Saved entries ::
[BEGIN]

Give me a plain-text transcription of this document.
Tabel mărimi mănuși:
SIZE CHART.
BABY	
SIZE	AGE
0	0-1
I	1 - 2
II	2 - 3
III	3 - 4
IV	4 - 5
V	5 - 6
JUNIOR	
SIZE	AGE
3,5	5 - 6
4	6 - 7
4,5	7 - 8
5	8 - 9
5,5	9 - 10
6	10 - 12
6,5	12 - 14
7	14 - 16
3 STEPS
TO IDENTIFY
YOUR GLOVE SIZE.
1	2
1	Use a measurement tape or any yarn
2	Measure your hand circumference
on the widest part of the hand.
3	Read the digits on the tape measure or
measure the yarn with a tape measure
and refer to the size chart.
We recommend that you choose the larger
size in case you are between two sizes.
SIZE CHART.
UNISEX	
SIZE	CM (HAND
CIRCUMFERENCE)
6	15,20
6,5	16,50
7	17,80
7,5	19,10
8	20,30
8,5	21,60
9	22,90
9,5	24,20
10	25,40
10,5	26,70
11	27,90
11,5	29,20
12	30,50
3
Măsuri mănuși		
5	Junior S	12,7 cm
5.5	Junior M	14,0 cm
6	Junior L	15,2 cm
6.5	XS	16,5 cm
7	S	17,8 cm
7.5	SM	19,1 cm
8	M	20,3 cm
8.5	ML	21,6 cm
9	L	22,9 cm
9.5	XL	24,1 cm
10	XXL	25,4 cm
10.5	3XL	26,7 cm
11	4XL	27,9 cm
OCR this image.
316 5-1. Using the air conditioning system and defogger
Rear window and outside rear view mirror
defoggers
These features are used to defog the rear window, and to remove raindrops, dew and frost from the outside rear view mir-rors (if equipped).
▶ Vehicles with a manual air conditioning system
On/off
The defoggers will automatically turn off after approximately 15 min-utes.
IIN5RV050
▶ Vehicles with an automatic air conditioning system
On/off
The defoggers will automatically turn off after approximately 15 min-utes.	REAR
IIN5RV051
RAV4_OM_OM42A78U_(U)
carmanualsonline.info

[END]

Your goal ::
Repeat every record exactly as written, please.

Output for this task ::
Give me a plain-text transcription of this document.
Tabel mărimi mănuși:
SIZE CHART.
BABY	
SIZE	AGE
0	0-1
I	1 - 2
II	2 - 3
III	3 - 4
IV	4 - 5
V	5 - 6
JUNIOR	
SIZE	AGE
3,5	5 - 6
4	6 - 7
4,5	7 - 8
5	8 - 9
5,5	9 - 10
6	10 - 12
6,5	12 - 14
7	14 - 16
3 STEPS
TO IDENTIFY
YOUR GLOVE SIZE.
1	2
1	Use a measurement tape or any yarn
2	Measure your hand circumference
on the widest part of the hand.
3	Read the digits on the tape measure or
measure the yarn with a tape measure
and refer to the size chart.
We recommend that you choose the larger
size in case you are between two sizes.
SIZE CHART.
UNISEX	
SIZE	CM (HAND
CIRCUMFERENCE)
6	15,20
6,5	16,50
7	17,80
7,5	19,10
8	20,30
8,5	21,60
9	22,90
9,5	24,20
10	25,40
10,5	26,70
11	27,90
11,5	29,20
12	30,50
3
Măsuri mănuși		
5	Junior S	12,7 cm
5.5	Junior M	14,0 cm
6	Junior L	15,2 cm
6.5	XS	16,5 cm
7	S	17,8 cm
7.5	SM	19,1 cm
8	M	20,3 cm
8.5	ML	21,6 cm
9	L	22,9 cm
9.5	XL	24,1 cm
10	XXL	25,4 cm
10.5	3XL	26,7 cm
11	4XL	27,9 cm
OCR this image.
316 5-1. Using the air conditioning system and defogger
Rear window and outside rear view mirror
defoggers
These features are used to defog the rear window, and to remove raindrops, dew and frost from the outside rear view mir-rors (if equipped).
▶ Vehicles with a manual air conditioning system
On/off
The defoggers will automatically turn off after approximately 15 min-utes.
IIN5RV050
▶ Vehicles with an automatic air conditioning system
On/off
The defoggers will automatically turn off after approximately 15 min-utes.	REAR
IIN5RV051
RAV4_OM_OM42A78U_(U)
carmanualsonline.info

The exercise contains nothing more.